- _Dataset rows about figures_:
==============================

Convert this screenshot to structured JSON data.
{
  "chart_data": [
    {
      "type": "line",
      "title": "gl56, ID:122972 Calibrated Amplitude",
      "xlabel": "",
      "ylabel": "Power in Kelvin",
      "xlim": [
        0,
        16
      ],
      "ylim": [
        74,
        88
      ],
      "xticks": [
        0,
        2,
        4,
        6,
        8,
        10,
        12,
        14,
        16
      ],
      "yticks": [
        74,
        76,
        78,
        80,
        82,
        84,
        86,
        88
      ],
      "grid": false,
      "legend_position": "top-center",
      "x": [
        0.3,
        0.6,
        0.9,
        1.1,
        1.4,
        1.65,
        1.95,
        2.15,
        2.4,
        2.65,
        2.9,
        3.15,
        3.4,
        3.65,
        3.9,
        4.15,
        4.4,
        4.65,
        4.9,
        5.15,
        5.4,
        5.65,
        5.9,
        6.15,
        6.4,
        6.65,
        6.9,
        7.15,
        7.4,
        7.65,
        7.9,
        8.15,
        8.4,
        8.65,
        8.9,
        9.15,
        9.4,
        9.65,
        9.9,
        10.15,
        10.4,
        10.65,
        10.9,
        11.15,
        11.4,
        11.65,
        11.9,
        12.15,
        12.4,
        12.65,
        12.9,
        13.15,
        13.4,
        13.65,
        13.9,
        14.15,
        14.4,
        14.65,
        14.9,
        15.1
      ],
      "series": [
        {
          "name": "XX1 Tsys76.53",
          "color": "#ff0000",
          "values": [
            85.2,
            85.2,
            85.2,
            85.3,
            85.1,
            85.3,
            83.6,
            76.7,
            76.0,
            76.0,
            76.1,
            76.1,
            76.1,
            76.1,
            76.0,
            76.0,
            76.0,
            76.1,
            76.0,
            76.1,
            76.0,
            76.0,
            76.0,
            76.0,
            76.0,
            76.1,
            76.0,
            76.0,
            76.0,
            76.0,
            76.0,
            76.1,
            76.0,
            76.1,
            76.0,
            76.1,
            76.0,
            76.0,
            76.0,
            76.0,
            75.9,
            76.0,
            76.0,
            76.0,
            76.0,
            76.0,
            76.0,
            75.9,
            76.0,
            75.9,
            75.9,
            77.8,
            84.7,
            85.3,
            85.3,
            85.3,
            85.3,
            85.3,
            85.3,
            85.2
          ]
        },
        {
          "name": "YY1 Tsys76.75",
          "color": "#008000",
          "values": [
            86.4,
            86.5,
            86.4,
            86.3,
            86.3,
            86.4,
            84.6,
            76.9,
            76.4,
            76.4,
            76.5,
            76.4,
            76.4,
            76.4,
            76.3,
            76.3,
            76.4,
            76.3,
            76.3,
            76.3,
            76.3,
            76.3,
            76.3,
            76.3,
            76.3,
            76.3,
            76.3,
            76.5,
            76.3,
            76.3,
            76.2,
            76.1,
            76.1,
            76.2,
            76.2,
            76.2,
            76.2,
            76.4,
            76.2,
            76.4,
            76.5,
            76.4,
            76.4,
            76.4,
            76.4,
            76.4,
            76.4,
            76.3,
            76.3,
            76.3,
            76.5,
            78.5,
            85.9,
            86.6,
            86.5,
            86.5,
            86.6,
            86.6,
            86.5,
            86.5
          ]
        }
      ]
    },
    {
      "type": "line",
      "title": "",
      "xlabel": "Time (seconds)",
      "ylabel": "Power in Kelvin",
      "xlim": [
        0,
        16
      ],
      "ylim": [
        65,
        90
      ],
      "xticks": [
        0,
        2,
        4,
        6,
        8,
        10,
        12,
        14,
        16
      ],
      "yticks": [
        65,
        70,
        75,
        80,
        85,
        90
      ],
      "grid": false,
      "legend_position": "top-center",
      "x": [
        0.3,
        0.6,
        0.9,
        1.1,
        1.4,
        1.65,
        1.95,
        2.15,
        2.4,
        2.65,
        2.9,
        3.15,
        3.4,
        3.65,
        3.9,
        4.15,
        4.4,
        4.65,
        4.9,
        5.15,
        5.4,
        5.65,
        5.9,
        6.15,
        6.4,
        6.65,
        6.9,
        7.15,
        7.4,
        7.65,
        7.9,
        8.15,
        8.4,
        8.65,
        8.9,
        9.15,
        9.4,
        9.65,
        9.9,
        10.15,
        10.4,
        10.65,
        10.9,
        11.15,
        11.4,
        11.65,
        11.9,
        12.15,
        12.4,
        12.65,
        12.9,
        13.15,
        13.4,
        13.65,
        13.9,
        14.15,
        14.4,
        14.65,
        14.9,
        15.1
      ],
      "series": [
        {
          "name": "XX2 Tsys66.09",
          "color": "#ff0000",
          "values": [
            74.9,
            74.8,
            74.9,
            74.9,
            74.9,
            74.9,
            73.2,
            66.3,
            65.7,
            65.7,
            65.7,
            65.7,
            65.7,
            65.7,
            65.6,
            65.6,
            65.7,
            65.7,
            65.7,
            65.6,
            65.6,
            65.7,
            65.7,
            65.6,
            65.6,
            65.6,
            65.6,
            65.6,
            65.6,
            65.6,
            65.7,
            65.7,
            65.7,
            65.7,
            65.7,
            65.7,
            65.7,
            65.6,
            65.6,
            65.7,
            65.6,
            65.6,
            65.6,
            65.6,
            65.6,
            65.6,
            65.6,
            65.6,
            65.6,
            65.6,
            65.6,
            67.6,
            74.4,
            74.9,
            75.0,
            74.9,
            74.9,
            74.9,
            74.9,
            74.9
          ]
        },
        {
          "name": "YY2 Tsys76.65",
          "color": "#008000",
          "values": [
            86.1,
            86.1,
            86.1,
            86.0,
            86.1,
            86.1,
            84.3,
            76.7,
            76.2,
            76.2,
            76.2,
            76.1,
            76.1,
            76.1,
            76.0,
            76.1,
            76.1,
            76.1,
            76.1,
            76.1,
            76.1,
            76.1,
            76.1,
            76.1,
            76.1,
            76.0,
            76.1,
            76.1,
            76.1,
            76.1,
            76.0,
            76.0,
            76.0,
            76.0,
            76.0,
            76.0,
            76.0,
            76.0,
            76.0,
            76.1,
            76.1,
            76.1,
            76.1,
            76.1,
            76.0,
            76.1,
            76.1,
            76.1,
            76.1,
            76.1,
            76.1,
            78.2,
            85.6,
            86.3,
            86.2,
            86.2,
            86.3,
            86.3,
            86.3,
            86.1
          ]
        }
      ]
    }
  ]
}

==============================

- _Required task_: In this exercise, repeat all entries exactly.

- _The reply_:
Convert this screenshot to structured JSON data.
{
  "chart_data": [
    {
      "type": "line",
      "title": "gl56, ID:122972 Calibrated Amplitude",
      "xlabel": "",
      "ylabel": "Power in Kelvin",
      "xlim": [
        0,
        16
      ],
      "ylim": [
        74,
        88
      ],
      "xticks": [
        0,
        2,
        4,
        6,
        8,
        10,
        12,
        14,
        16
      ],
      "yticks": [
        74,
        76,
        78,
        80,
        82,
        84,
        86,
        88
      ],
      "grid": false,
      "legend_position": "top-center",
      "x": [
        0.3,
        0.6,
        0.9,
        1.1,
        1.4,
        1.65,
        1.95,
        2.15,
        2.4,
        2.65,
        2.9,
        3.15,
        3.4,
        3.65,
        3.9,
        4.15,
        4.4,
        4.65,
        4.9,
        5.15,
        5.4,
        5.65,
        5.9,
        6.15,
        6.4,
        6.65,
        6.9,
        7.15,
        7.4,
        7.65,
        7.9,
        8.15,
        8.4,
        8.65,
        8.9,
        9.15,
        9.4,
        9.65,
        9.9,
        10.15,
        10.4,
        10.65,
        10.9,
        11.15,
        11.4,
        11.65,
        11.9,
        12.15,
        12.4,
        12.65,
        12.9,
        13.15,
        13.4,
        13.65,
        13.9,
        14.15,
        14.4,
        14.65,
        14.9,
        15.1
      ],
      "series": [
        {
          "name": "XX1 Tsys76.53",
          "color": "#ff0000",
          "values": [
            85.2,
            85.2,
            85.2,
            85.3,
            85.1,
            85.3,
            83.6,
            76.7,
            76.0,
            76.0,
            76.1,
            76.1,
            76.1,
            76.1,
            76.0,
            76.0,
            76.0,
            76.1,
            76.0,
            76.1,
            76.0,
            76.0,
            76.0,
            76.0,
            76.0,
            76.1,
            76.0,
            76.0,
            76.0,
            76.0,
            76.0,
            76.1,
            76.0,
            76.1,
            76.0,
            76.1,
            76.0,
            76.0,
            76.0,
            76.0,
            75.9,
            76.0,
            76.0,
            76.0,
            76.0,
            76.0,
            76.0,
            75.9,
            76.0,
            75.9,
            75.9,
            77.8,
            84.7,
            85.3,
            85.3,
            85.3,
            85.3,
            85.3,
            85.3,
            85.2
          ]
        },
        {
          "name": "YY1 Tsys76.75",
          "color": "#008000",
          "values": [
            86.4,
            86.5,
            86.4,
            86.3,
            86.3,
            86.4,
            84.6,
            76.9,
            76.4,
            76.4,
            76.5,
            76.4,
            76.4,
            76.4,
            76.3,
            76.3,
            76.4,
            76.3,
            76.3,
            76.3,
            76.3,
            76.3,
            76.3,
            76.3,
            76.3,
            76.3,
            76.3,
            76.5,
            76.3,
            76.3,
            76.2,
            76.1,
            76.1,
            76.2,
            76.2,
            76.2,
            76.2,
            76.4,
            76.2,
            76.4,
            76.5,
            76.4,
            76.4,
            76.4,
            76.4,
            76.4,
            76.4,
            76.3,
            76.3,
            76.3,
            76.5,
            78.5,
            85.9,
            86.6,
            86.5,
            86.5,
            86.6,
            86.6,
            86.5,
            86.5
          ]
        }
      ]
    },
    {
      "type": "line",
      "title": "",
      "xlabel": "Time (seconds)",
      "ylabel": "Power in Kelvin",
      "xlim": [
        0,
        16
      ],
      "ylim": [
        65,
        90
      ],
      "xticks": [
        0,
        2,
        4,
        6,
        8,
        10,
        12,
        14,
        16
      ],
      "yticks": [
        65,
        70,
        75,
        80,
        85,
        90
      ],
      "grid": false,
      "legend_position": "top-center",
      "x": [
        0.3,
        0.6,
        0.9,
        1.1,
        1.4,
        1.65,
        1.95,
        2.15,
        2.4,
        2.65,
        2.9,
        3.15,
        3.4,
        3.65,
        3.9,
        4.15,
        4.4,
        4.65,
        4.9,
        5.15,
        5.4,
        5.65,
        5.9,
        6.15,
        6.4,
        6.65,
        6.9,
        7.15,
        7.4,
        7.65,
        7.9,
        8.15,
        8.4,
        8.65,
        8.9,
        9.15,
        9.4,
        9.65,
        9.9,
        10.15,
        10.4,
        10.65,
        10.9,
        11.15,
        11.4,
        11.65,
        11.9,
        12.15,
        12.4,
        12.65,
        12.9,
        13.15,
        13.4,
        13.65,
        13.9,
        14.15,
        14.4,
        14.65,
        14.9,
        15.1
      ],
      "series": [
        {
          "name": "XX2 Tsys66.09",
          "color": "#ff0000",
          "values": [
            74.9,
            74.8,
            74.9,
            74.9,
            74.9,
            74.9,
            73.2,
            66.3,
            65.7,
            65.7,
            65.7,
            65.7,
            65.7,
            65.7,
            65.6,
            65.6,
            65.7,
            65.7,
            65.7,
            65.6,
            65.6,
            65.7,
            65.7,
            65.6,
            65.6,
            65.6,
            65.6,
            65.6,
            65.6,
            65.6,
            65.7,
            65.7,
            65.7,
            65.7,
            65.7,
            65.7,
            65.7,
            65.6,
            65.6,
            65.7,
            65.6,
            65.6,
            65.6,
            65.6,
            65.6,
            65.6,
            65.6,
            65.6,
            65.6,
            65.6,
            65.6,
            67.6,
            74.4,
            74.9,
            75.0,
            74.9,
            74.9,
            74.9,
            74.9,
            74.9
          ]
        },
        {
          "name": "YY2 Tsys76.65",
          "color": "#008000",
          "values": [
            86.1,
            86.1,
            86.1,
            86.0,
            86.1,
            86.1,
            84.3,
            76.7,
            76.2,
            76.2,
            76.2,
            76.1,
            76.1,
            76.1,
            76.0,
            76.1,
            76.1,
            76.1,
            76.1,
            76.1,
            76.1,
            76.1,
            76.1,
            76.1,
            76.1,
            76.0,
            76.1,
            76.1,
            76.1,
            76.1,
            76.0,
            76.0,
            76.0,
            76.0,
            76.0,
            76.0,
            76.0,
            76.0,
            76.0,
            76.1,
            76.1,
            76.1,
            76.1,
            76.1,
            76.0,
            76.1,
            76.1,
            76.1,
            76.1,
            76.1,
            76.1,
            78.2,
            85.6,
            86.3,
            86.2,
            86.2,
            86.3,
            86.3,
            86.3,
            86.1
          ]
        }
      ]
    }
  ]
}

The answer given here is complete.